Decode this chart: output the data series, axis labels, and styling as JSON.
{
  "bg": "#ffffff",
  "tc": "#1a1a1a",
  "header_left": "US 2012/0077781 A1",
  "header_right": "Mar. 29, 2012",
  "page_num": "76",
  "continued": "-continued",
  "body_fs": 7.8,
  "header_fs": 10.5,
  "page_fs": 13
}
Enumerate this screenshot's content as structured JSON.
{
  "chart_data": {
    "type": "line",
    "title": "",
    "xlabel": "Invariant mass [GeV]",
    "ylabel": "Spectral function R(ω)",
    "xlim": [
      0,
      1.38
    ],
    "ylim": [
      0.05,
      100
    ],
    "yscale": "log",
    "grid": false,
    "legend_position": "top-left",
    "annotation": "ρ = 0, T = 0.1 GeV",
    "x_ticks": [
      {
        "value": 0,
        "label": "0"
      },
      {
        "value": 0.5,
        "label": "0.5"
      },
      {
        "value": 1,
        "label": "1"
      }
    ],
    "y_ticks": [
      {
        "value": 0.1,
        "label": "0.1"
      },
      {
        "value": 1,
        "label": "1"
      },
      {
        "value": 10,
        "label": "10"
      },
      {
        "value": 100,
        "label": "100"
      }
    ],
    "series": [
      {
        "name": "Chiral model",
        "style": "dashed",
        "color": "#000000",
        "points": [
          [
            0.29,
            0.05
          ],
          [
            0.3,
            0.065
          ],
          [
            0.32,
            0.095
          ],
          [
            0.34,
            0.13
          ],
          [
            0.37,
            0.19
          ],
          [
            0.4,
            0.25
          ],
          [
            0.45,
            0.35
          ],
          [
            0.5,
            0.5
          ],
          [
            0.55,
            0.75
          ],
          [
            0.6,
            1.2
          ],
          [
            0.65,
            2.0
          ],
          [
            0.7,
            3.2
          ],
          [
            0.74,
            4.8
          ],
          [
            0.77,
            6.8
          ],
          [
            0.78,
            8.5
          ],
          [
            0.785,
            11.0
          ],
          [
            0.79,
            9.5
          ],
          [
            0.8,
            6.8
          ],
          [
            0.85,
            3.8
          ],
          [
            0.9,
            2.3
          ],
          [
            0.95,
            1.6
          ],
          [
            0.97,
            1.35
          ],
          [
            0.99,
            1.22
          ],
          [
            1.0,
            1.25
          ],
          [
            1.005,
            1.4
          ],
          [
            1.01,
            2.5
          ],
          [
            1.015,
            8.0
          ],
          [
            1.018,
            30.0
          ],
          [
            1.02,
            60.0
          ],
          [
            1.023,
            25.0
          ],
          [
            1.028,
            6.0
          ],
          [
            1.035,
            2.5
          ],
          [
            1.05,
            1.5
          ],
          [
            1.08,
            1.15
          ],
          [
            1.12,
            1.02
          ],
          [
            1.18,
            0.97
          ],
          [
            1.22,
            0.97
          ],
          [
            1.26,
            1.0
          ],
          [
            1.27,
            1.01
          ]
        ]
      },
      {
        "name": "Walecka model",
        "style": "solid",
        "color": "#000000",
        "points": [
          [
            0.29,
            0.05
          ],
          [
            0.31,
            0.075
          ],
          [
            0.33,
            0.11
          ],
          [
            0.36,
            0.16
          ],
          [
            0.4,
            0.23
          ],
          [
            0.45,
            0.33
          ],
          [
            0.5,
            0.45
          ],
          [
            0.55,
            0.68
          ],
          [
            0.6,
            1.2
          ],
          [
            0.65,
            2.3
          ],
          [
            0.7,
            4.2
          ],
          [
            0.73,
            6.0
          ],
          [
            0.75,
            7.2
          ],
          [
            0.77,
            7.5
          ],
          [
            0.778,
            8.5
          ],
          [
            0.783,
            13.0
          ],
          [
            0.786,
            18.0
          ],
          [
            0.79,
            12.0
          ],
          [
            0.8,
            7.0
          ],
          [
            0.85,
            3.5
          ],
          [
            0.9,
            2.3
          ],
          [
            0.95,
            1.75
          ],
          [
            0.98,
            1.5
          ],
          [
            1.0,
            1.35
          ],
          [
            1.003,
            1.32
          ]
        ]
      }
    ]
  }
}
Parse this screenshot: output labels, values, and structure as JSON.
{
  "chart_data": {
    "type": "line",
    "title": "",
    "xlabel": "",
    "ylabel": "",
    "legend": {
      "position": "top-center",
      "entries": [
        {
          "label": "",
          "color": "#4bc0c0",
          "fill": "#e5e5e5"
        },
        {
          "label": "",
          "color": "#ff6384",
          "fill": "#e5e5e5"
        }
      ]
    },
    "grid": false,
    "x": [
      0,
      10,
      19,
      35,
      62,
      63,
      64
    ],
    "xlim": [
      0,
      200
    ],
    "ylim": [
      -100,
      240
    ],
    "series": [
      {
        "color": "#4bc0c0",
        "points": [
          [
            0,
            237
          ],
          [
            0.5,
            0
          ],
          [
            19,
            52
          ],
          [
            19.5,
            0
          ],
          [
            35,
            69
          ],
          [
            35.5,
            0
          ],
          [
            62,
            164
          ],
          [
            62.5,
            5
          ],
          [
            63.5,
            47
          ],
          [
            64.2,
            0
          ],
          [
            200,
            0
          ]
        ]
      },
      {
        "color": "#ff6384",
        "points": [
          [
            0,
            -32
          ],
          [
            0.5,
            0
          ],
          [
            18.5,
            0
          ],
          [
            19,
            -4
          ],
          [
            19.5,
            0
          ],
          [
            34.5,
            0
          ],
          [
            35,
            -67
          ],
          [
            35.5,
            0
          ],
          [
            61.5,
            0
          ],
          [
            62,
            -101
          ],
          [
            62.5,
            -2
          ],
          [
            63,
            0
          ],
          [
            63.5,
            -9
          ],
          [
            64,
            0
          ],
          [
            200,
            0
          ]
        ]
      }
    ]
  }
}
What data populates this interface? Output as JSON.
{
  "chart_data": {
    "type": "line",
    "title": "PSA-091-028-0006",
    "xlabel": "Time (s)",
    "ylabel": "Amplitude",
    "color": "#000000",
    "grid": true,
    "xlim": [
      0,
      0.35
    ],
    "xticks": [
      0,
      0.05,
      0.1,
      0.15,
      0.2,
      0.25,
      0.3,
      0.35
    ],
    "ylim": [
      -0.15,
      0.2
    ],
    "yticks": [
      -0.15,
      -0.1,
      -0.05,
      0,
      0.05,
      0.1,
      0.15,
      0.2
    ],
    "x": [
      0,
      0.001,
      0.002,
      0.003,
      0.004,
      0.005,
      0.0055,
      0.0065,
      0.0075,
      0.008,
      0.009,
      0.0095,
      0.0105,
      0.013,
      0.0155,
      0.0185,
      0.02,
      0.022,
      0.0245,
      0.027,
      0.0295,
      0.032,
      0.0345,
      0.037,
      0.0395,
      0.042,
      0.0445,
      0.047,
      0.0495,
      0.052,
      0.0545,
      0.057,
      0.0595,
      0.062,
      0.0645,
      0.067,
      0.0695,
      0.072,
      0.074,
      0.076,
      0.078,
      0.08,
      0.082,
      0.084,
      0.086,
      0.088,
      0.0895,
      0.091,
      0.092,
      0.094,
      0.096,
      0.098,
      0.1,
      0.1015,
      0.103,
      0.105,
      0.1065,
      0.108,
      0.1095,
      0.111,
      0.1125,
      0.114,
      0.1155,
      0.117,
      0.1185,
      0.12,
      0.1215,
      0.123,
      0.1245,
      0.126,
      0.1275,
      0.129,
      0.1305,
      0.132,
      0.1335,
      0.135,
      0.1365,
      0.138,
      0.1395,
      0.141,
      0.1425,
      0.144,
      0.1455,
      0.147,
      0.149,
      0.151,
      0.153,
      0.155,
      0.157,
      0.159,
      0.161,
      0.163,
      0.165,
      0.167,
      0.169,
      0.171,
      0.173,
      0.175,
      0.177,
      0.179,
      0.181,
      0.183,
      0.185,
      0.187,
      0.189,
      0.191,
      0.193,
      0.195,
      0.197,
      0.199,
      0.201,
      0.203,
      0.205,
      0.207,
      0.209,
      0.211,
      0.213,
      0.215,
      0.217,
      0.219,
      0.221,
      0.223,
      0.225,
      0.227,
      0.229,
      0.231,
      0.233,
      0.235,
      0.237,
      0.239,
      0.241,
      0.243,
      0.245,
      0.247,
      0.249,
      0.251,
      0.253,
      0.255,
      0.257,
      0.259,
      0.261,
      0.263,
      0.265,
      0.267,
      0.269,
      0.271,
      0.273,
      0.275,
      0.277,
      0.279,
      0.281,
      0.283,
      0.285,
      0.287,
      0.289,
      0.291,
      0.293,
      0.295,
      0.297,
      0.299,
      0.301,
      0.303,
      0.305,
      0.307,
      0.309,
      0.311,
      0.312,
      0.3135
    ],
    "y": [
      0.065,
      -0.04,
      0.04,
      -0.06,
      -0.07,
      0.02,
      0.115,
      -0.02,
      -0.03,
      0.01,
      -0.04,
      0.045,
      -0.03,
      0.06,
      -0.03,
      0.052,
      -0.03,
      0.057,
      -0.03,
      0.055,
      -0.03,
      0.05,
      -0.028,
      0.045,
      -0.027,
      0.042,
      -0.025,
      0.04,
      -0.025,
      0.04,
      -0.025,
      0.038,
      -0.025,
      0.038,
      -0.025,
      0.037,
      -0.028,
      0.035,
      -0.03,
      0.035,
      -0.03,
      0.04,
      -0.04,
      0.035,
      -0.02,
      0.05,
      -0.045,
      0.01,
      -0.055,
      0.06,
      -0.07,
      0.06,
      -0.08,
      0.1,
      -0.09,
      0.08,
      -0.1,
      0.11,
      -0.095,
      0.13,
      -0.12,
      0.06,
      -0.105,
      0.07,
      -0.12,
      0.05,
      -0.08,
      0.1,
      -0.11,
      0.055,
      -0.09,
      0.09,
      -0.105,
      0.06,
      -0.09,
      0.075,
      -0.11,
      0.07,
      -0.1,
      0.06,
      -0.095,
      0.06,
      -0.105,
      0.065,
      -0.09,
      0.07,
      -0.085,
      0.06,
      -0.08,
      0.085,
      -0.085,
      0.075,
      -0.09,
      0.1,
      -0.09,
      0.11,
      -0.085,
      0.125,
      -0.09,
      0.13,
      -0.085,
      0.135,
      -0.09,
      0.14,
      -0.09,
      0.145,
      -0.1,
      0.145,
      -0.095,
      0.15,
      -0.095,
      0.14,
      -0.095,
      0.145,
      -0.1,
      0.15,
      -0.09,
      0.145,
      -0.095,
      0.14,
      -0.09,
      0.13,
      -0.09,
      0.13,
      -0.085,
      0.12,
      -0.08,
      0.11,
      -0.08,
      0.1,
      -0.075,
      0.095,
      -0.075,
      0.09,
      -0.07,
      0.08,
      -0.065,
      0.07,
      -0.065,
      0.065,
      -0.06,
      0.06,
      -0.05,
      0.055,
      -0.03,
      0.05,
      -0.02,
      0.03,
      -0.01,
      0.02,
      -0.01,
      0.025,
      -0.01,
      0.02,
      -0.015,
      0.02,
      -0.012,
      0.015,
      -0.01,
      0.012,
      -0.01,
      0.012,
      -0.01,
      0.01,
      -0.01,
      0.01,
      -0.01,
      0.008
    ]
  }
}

WRITTEN PROBLEM:
The answer must consist solely of the number of lines in the entries that contain the word "model".

THE RESULT:
2